WHAT IS EXPECTED:
Take the records underneath and set them down exactly.
# ROWS start
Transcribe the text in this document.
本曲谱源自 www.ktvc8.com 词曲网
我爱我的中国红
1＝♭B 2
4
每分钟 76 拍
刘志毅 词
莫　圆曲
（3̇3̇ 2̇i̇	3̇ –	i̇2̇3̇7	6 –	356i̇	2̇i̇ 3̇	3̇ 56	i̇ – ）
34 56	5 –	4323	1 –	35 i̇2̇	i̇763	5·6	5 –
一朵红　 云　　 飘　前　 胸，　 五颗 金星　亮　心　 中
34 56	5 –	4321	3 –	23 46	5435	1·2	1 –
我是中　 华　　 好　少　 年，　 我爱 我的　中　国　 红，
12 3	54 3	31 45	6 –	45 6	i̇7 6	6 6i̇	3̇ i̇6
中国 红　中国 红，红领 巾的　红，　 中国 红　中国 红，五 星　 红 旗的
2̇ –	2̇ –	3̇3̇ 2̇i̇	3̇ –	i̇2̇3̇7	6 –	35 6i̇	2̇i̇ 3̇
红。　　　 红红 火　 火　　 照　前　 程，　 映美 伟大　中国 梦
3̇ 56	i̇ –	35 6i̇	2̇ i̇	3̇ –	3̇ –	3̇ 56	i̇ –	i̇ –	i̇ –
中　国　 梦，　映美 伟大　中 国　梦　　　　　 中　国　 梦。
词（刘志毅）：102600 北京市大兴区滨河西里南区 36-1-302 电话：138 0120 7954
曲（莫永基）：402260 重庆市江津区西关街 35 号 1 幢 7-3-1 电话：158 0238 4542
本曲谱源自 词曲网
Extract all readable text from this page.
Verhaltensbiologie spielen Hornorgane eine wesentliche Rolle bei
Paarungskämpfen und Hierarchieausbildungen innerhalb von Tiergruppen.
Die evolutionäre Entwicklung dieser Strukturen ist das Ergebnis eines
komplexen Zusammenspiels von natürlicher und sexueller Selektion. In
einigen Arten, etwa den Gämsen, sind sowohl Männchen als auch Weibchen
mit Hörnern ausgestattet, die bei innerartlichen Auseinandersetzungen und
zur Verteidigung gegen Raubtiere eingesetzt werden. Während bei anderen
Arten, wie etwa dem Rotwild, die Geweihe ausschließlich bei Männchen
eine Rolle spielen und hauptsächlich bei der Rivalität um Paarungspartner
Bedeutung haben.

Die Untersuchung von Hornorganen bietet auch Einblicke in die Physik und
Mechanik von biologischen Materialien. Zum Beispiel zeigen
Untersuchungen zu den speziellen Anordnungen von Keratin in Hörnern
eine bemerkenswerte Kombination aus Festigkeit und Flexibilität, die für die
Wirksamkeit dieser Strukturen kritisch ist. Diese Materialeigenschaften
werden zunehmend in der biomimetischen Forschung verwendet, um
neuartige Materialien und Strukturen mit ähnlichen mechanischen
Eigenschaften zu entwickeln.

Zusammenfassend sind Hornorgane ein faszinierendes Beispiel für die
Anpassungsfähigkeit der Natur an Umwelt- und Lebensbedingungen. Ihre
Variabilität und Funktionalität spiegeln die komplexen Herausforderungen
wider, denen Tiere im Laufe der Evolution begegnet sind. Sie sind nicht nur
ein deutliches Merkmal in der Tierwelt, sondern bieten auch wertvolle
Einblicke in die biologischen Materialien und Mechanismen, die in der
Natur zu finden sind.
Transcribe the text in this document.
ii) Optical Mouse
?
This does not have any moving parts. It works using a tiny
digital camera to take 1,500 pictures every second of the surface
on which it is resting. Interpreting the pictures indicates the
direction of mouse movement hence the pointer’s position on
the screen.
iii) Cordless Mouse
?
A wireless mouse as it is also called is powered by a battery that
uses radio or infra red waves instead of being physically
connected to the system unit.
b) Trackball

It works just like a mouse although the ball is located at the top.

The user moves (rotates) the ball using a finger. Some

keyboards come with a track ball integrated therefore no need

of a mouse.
# ROWS end
ANSWER TO THE EXERCISE:
Transcribe the text in this document.
本曲谱源自 www.ktvc8.com 词曲网
我爱我的中国红
1＝♭B 2
4
每分钟 76 拍
刘志毅 词
莫　圆曲
（3̇3̇ 2̇i̇	3̇ –	i̇2̇3̇7	6 –	356i̇	2̇i̇ 3̇	3̇ 56	i̇ – ）
34 56	5 –	4323	1 –	35 i̇2̇	i̇763	5·6	5 –
一朵红　 云　　 飘　前　 胸，　 五颗 金星　亮　心　 中
34 56	5 –	4321	3 –	23 46	5435	1·2	1 –
我是中　 华　　 好　少　 年，　 我爱 我的　中　国　 红，
12 3	54 3	31 45	6 –	45 6	i̇7 6	6 6i̇	3̇ i̇6
中国 红　中国 红，红领 巾的　红，　 中国 红　中国 红，五 星　 红 旗的
2̇ –	2̇ –	3̇3̇ 2̇i̇	3̇ –	i̇2̇3̇7	6 –	35 6i̇	2̇i̇ 3̇
红。　　　 红红 火　 火　　 照　前　 程，　 映美 伟大　中国 梦
3̇ 56	i̇ –	35 6i̇	2̇ i̇	3̇ –	3̇ –	3̇ 56	i̇ –	i̇ –	i̇ –
中　国　 梦，　映美 伟大　中 国　梦　　　　　 中　国　 梦。
词（刘志毅）：102600 北京市大兴区滨河西里南区 36-1-302 电话：138 0120 7954
曲（莫永基）：402260 重庆市江津区西关街 35 号 1 幢 7-3-1 电话：158 0238 4542
本曲谱源自 词曲网
Extract all readable text from this page.
Verhaltensbiologie spielen Hornorgane eine wesentliche Rolle bei
Paarungskämpfen und Hierarchieausbildungen innerhalb von Tiergruppen.
Die evolutionäre Entwicklung dieser Strukturen ist das Ergebnis eines
komplexen Zusammenspiels von natürlicher und sexueller Selektion. In
einigen Arten, etwa den Gämsen, sind sowohl Männchen als auch Weibchen
mit Hörnern ausgestattet, die bei innerartlichen Auseinandersetzungen und
zur Verteidigung gegen Raubtiere eingesetzt werden. Während bei anderen
Arten, wie etwa dem Rotwild, die Geweihe ausschließlich bei Männchen
eine Rolle spielen und hauptsächlich bei der Rivalität um Paarungspartner
Bedeutung haben.

Die Untersuchung von Hornorganen bietet auch Einblicke in die Physik und
Mechanik von biologischen Materialien. Zum Beispiel zeigen
Untersuchungen zu den speziellen Anordnungen von Keratin in Hörnern
eine bemerkenswerte Kombination aus Festigkeit und Flexibilität, die für die
Wirksamkeit dieser Strukturen kritisch ist. Diese Materialeigenschaften
werden zunehmend in der biomimetischen Forschung verwendet, um
neuartige Materialien und Strukturen mit ähnlichen mechanischen
Eigenschaften zu entwickeln.

Zusammenfassend sind Hornorgane ein faszinierendes Beispiel für die
Anpassungsfähigkeit der Natur an Umwelt- und Lebensbedingungen. Ihre
Variabilität und Funktionalität spiegeln die komplexen Herausforderungen
wider, denen Tiere im Laufe der Evolution begegnet sind. Sie sind nicht nur
ein deutliches Merkmal in der Tierwelt, sondern bieten auch wertvolle
Einblicke in die biologischen Materialien und Mechanismen, die in der
Natur zu finden sind.
Transcribe the text in this document.
ii) Optical Mouse
?
This does not have any moving parts. It works using a tiny
digital camera to take 1,500 pictures every second of the surface
on which it is resting. Interpreting the pictures indicates the
direction of mouse movement hence the pointer’s position on
the screen.
iii) Cordless Mouse
?
A wireless mouse as it is also called is powered by a battery that
uses radio or infra red waves instead of being physically
connected to the system unit.
b) Trackball

It works just like a mouse although the ball is located at the top.

The user moves (rotates) the ball using a finger. Some

keyboards come with a track ball integrated therefore no need

of a mouse.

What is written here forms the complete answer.